## start PROVIDED MATERIAL
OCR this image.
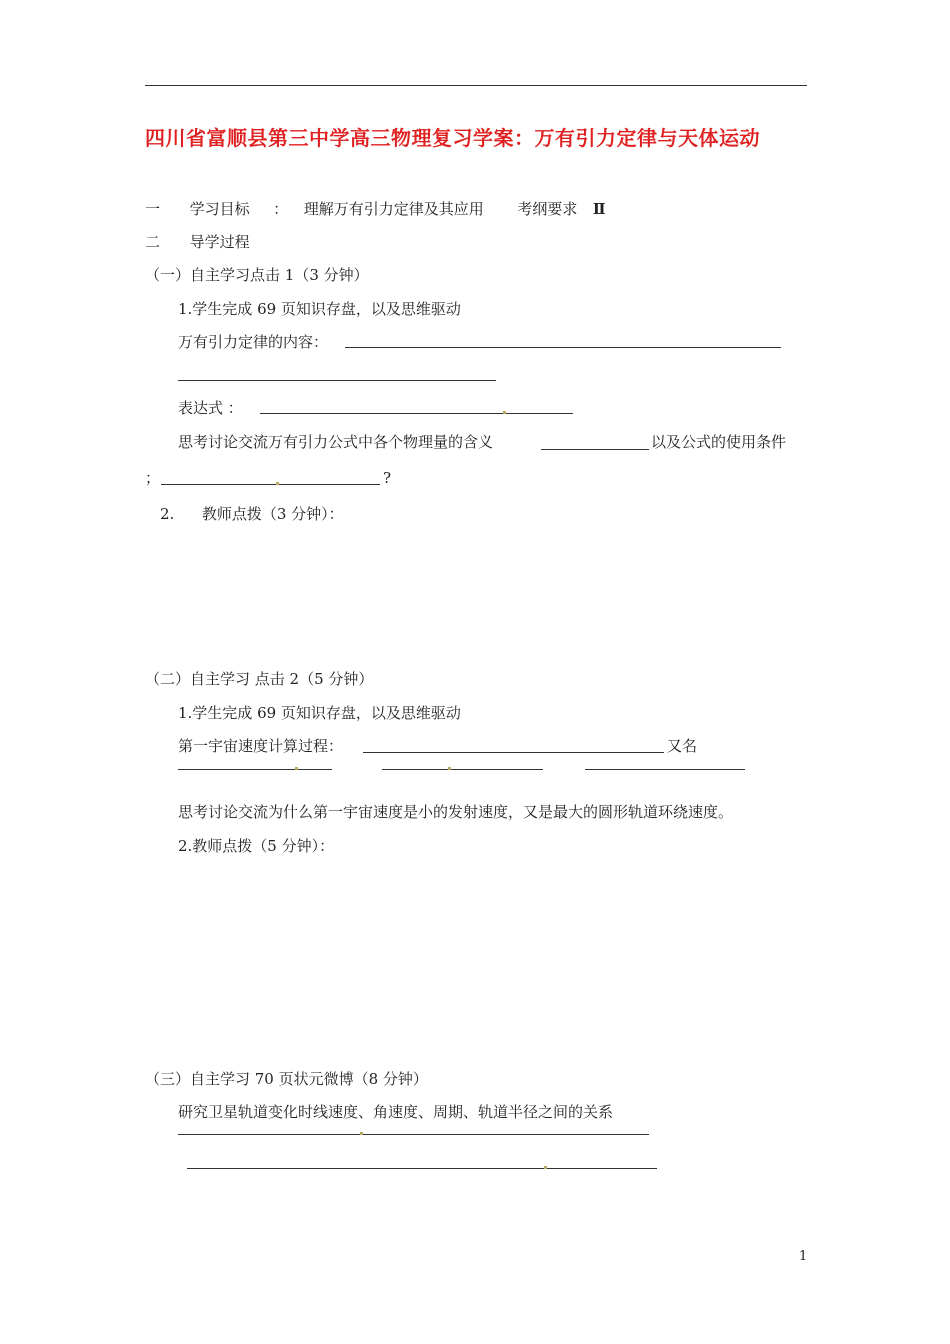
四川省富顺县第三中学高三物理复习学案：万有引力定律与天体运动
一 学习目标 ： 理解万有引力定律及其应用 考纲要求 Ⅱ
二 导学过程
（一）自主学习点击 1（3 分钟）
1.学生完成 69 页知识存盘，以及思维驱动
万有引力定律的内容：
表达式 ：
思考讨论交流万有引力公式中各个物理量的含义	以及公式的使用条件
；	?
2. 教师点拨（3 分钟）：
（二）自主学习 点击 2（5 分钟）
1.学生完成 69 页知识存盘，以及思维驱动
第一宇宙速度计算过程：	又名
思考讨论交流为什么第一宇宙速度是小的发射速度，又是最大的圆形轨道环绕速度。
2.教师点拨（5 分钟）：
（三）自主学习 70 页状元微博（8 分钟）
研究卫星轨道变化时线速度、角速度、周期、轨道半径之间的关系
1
## end PROVIDED MATERIAL
TASK TO CARRY OUT:
Retype the entries word for word. Omit any images.

SOLVED EXERCISE:
OCR this image.
四川省富顺县第三中学高三物理复习学案：万有引力定律与天体运动
一 学习目标 ： 理解万有引力定律及其应用 考纲要求 Ⅱ
二 导学过程
（一）自主学习点击 1（3 分钟）
1.学生完成 69 页知识存盘，以及思维驱动
万有引力定律的内容：
表达式 ：
思考讨论交流万有引力公式中各个物理量的含义	以及公式的使用条件
；	?
2. 教师点拨（3 分钟）：
（二）自主学习 点击 2（5 分钟）
1.学生完成 69 页知识存盘，以及思维驱动
第一宇宙速度计算过程：	又名
思考讨论交流为什么第一宇宙速度是小的发射速度，又是最大的圆形轨道环绕速度。
2.教师点拨（5 分钟）：
（三）自主学习 70 页状元微博（8 分钟）
研究卫星轨道变化时线速度、角速度、周期、轨道半径之间的关系
1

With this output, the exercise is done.